Stated exercise: Identify all lines in the listing that include the word "placeholder", and copy them out.

Stored records:
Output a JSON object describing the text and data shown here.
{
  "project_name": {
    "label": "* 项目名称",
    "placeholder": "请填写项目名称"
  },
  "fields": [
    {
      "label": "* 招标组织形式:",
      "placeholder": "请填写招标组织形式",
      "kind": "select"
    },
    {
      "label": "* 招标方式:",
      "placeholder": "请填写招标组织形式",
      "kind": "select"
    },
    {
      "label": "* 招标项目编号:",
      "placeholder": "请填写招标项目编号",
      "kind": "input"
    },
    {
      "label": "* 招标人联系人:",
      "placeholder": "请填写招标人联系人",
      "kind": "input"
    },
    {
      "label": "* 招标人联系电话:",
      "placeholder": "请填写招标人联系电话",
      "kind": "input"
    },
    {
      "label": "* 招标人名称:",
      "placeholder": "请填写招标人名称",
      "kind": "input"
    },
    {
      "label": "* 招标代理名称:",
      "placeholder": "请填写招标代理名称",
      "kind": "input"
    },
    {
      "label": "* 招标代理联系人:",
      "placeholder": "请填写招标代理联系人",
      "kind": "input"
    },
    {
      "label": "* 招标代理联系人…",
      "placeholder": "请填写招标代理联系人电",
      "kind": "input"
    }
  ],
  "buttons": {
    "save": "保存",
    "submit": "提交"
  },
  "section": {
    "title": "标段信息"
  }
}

Reply to the task:
    "placeholder": "请填写项目名称"
      "placeholder": "请填写招标组织形式",
      "placeholder": "请填写招标组织形式",
      "placeholder": "请填写招标项目编号",
      "placeholder": "请填写招标人联系人",
      "placeholder": "请填写招标人联系电话",
      "placeholder": "请填写招标人名称",
      "placeholder": "请填写招标代理名称",
      "placeholder": "请填写招标代理联系人",
      "placeholder": "请填写招标代理联系人电",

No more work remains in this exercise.